WORK INSTRUCTIONS
Write out the material exactly, with the pictures left out.

THE DATA
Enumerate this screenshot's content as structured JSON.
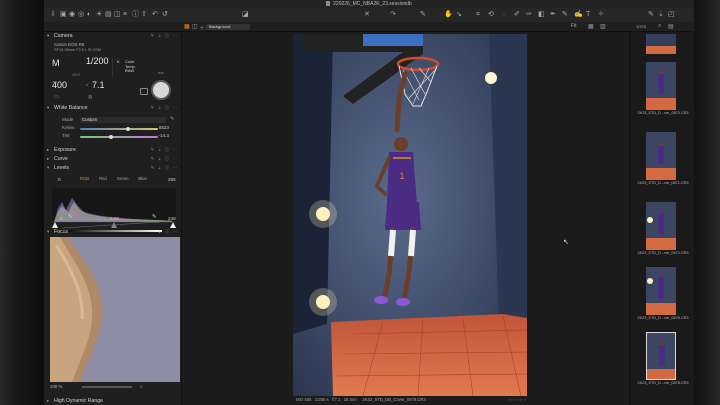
{
  "window": {
    "title": "220226_MC_NBA2K_23.sessiondb"
  },
  "toolbar2": {
    "layer_value": "Background",
    "fit_label": "Fit"
  },
  "tools": {
    "camera": {
      "title": "Camera",
      "model": "Canon EOS R5",
      "lens": "RF15-35mm F2.8 L IS USM",
      "mode": "M",
      "exposure_comp": "±0.0",
      "shutter": "1/200",
      "color_temp_label": "Color Temp.",
      "raw_label": "RAW",
      "iso": "400",
      "iso_label": "ISO",
      "aperture": "7.1",
      "aperture_prefix": "f/",
      "meta_label": "bat"
    },
    "white_balance": {
      "title": "White Balance",
      "mode_label": "Mode",
      "mode_value": "Custom",
      "kelvin_label": "Kelvin",
      "kelvin_value": "5523",
      "kelvin_fraction": 0.62,
      "tint_label": "Tint",
      "tint_value": "-14.3",
      "tint_fraction": 0.4
    },
    "exposure": {
      "title": "Exposure"
    },
    "curve": {
      "title": "Curve"
    },
    "levels": {
      "title": "Levels",
      "channels": [
        "RGB",
        "Red",
        "Green",
        "Blue"
      ],
      "active_channel": "RGB",
      "input_low": "0",
      "input_high": "255",
      "output_low": "2",
      "output_mid": "0.00",
      "output_high": "248"
    },
    "focus": {
      "title": "Focus",
      "zoom": "100 %"
    },
    "hdr": {
      "title": "High Dynamic Range"
    }
  },
  "viewer": {
    "iso": "ISO 400",
    "shutter": "1/200 s",
    "aperture": "f/7.1",
    "focal": "16 mm",
    "filename": "2K23_STD_DB_Cover_0879.CR3"
  },
  "browser": {
    "zoom_label": "1/375",
    "thumbs": [
      {
        "caption": ""
      },
      {
        "caption": "2K23_STD_D...ver_0870.CR3"
      },
      {
        "caption": "2K23_STD_D...ver_0871.CR3"
      },
      {
        "caption": "2K23_STD_D...ver_0872.CR3"
      },
      {
        "caption": "2K23_STD_D...ver_0876.CR3"
      },
      {
        "caption": "2K23_STD_D...ver_0878.CR3"
      }
    ]
  },
  "colors": {
    "accent": "#e08b2a",
    "panel": "#1f1f1f",
    "kelvin_track": "#6fa3d8",
    "tint_track": "#9bd17a"
  }
}
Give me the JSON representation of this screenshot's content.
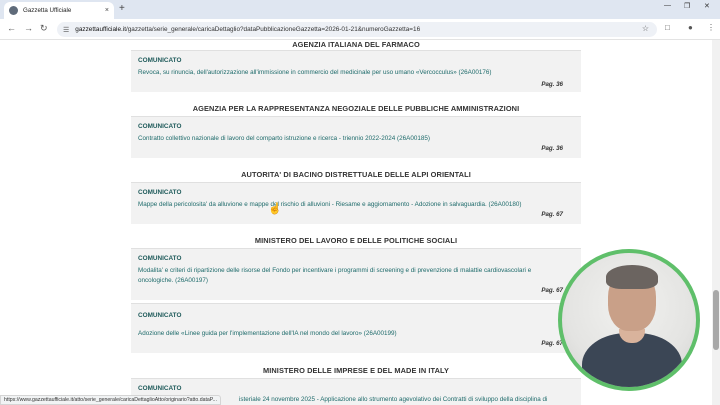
{
  "browser": {
    "tab_title": "Gazzetta Ufficiale",
    "tab_close": "×",
    "new_tab": "+",
    "url_host": "gazzettaufficiale.it",
    "url_path": "/gazzetta/serie_generale/caricaDettaglio?dataPubblicazioneGazzetta=2026-01-21&numeroGazzetta=16",
    "status_url": "https://www.gazzettaufficiale.it/atto/serie_generale/caricaDettaglioAtto/originario?atto.dataP..."
  },
  "sections": [
    {
      "title": "AGENZIA ITALIANA DEL FARMACO",
      "entries": [
        {
          "kind": "COMUNICATO",
          "text": "Revoca, su rinuncia, dell'autorizzazione all'immissione in commercio del medicinale per uso umano «Vercocculus» (26A00176)",
          "page": "Pag. 36"
        }
      ]
    },
    {
      "title": "AGENZIA PER LA RAPPRESENTANZA NEGOZIALE DELLE PUBBLICHE AMMINISTRAZIONI",
      "entries": [
        {
          "kind": "COMUNICATO",
          "text": "Contratto collettivo nazionale di lavoro del comparto istruzione e ricerca - triennio 2022-2024 (26A00185)",
          "page": "Pag. 36"
        }
      ]
    },
    {
      "title": "AUTORITA' DI BACINO DISTRETTUALE DELLE ALPI ORIENTALI",
      "entries": [
        {
          "kind": "COMUNICATO",
          "text": "Mappe della pericolosita' da alluvione e mappe del rischio di alluvioni - Riesame e aggiornamento - Adozione in salvaguardia. (26A00180)",
          "page": "Pag. 67"
        }
      ]
    },
    {
      "title": "MINISTERO DEL LAVORO E DELLE POLITICHE SOCIALI",
      "entries": [
        {
          "kind": "COMUNICATO",
          "text": "Modalita' e criteri di ripartizione delle risorse del Fondo per incentivare i programmi di screening e di prevenzione di malattie cardiovascolari e oncologiche. (26A00197)",
          "page": "Pag. 67"
        },
        {
          "kind": "COMUNICATO",
          "text": "Adozione delle «Linee guida per l'implementazione dell'IA nel mondo del lavoro» (26A00199)",
          "page": "Pag. 67"
        }
      ]
    },
    {
      "title": "MINISTERO DELLE IMPRESE E DEL MADE IN ITALY",
      "entries": [
        {
          "kind": "COMUNICATO",
          "text": "isteriale 24 novembre 2025 - Applicazione allo strumento agevolativo dei Contratti di sviluppo della disciplina di",
          "page": ""
        }
      ]
    }
  ],
  "colors": {
    "link": "#1e6b6b",
    "card_bg": "#f2f2f2",
    "webcam_ring": "#5fbf6a"
  }
}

FULL SOLUTION
Enumerate this screenshot's content as structured JSON.
{
  "window": {
    "title": "220226_MC_NBA2K_23.sessiondb"
  },
  "toolbar2": {
    "layer_value": "Background",
    "fit_label": "Fit"
  },
  "tools": {
    "camera": {
      "title": "Camera",
      "model": "Canon EOS R5",
      "lens": "RF15-35mm F2.8 L IS USM",
      "mode": "M",
      "exposure_comp": "±0.0",
      "shutter": "1/200",
      "color_temp_label": "Color Temp.",
      "raw_label": "RAW",
      "iso": "400",
      "iso_label": "ISO",
      "aperture": "7.1",
      "aperture_prefix": "f/",
      "meta_label": "bat"
    },
    "white_balance": {
      "title": "White Balance",
      "mode_label": "Mode",
      "mode_value": "Custom",
      "kelvin_label": "Kelvin",
      "kelvin_value": "5523",
      "kelvin_fraction": 0.62,
      "tint_label": "Tint",
      "tint_value": "-14.3",
      "tint_fraction": 0.4
    },
    "exposure": {
      "title": "Exposure"
    },
    "curve": {
      "title": "Curve"
    },
    "levels": {
      "title": "Levels",
      "channels": [
        "RGB",
        "Red",
        "Green",
        "Blue"
      ],
      "active_channel": "RGB",
      "input_low": "0",
      "input_high": "255",
      "output_low": "2",
      "output_mid": "0.00",
      "output_high": "248"
    },
    "focus": {
      "title": "Focus",
      "zoom": "100 %"
    },
    "hdr": {
      "title": "High Dynamic Range"
    }
  },
  "viewer": {
    "iso": "ISO 400",
    "shutter": "1/200 s",
    "aperture": "f/7.1",
    "focal": "16 mm",
    "filename": "2K23_STD_DB_Cover_0879.CR3"
  },
  "browser": {
    "zoom_label": "1/375",
    "thumbs": [
      {
        "caption": ""
      },
      {
        "caption": "2K23_STD_D...ver_0870.CR3"
      },
      {
        "caption": "2K23_STD_D...ver_0871.CR3"
      },
      {
        "caption": "2K23_STD_D...ver_0872.CR3"
      },
      {
        "caption": "2K23_STD_D...ver_0876.CR3"
      },
      {
        "caption": "2K23_STD_D...ver_0878.CR3"
      }
    ]
  },
  "colors": {
    "accent": "#e08b2a",
    "panel": "#1f1f1f",
    "kelvin_track": "#6fa3d8",
    "tint_track": "#9bd17a"
  }
}
Give me the JSON representation of this screenshot's content.
{
  "browser": {
    "tab_title": "Gazzetta Ufficiale",
    "tab_close": "×",
    "new_tab": "+",
    "url_host": "gazzettaufficiale.it",
    "url_path": "/gazzetta/serie_generale/caricaDettaglio?dataPubblicazioneGazzetta=2026-01-21&numeroGazzetta=16",
    "status_url": "https://www.gazzettaufficiale.it/atto/serie_generale/caricaDettaglioAtto/originario?atto.dataP..."
  },
  "sections": [
    {
      "title": "AGENZIA ITALIANA DEL FARMACO",
      "entries": [
        {
          "kind": "COMUNICATO",
          "text": "Revoca, su rinuncia, dell'autorizzazione all'immissione in commercio del medicinale per uso umano «Vercocculus» (26A00176)",
          "page": "Pag. 36"
        }
      ]
    },
    {
      "title": "AGENZIA PER LA RAPPRESENTANZA NEGOZIALE DELLE PUBBLICHE AMMINISTRAZIONI",
      "entries": [
        {
          "kind": "COMUNICATO",
          "text": "Contratto collettivo nazionale di lavoro del comparto istruzione e ricerca - triennio 2022-2024 (26A00185)",
          "page": "Pag. 36"
        }
      ]
    },
    {
      "title": "AUTORITA' DI BACINO DISTRETTUALE DELLE ALPI ORIENTALI",
      "entries": [
        {
          "kind": "COMUNICATO",
          "text": "Mappe della pericolosita' da alluvione e mappe del rischio di alluvioni - Riesame e aggiornamento - Adozione in salvaguardia. (26A00180)",
          "page": "Pag. 67"
        }
      ]
    },
    {
      "title": "MINISTERO DEL LAVORO E DELLE POLITICHE SOCIALI",
      "entries": [
        {
          "kind": "COMUNICATO",
          "text": "Modalita' e criteri di ripartizione delle risorse del Fondo per incentivare i programmi di screening e di prevenzione di malattie cardiovascolari e oncologiche. (26A00197)",
          "page": "Pag. 67"
        },
        {
          "kind": "COMUNICATO",
          "text": "Adozione delle «Linee guida per l'implementazione dell'IA nel mondo del lavoro» (26A00199)",
          "page": "Pag. 67"
        }
      ]
    },
    {
      "title": "MINISTERO DELLE IMPRESE E DEL MADE IN ITALY",
      "entries": [
        {
          "kind": "COMUNICATO",
          "text": "isteriale 24 novembre 2025 - Applicazione allo strumento agevolativo dei Contratti di sviluppo della disciplina di",
          "page": ""
        }
      ]
    }
  ],
  "colors": {
    "link": "#1e6b6b",
    "card_bg": "#f2f2f2",
    "webcam_ring": "#5fbf6a"
  }
}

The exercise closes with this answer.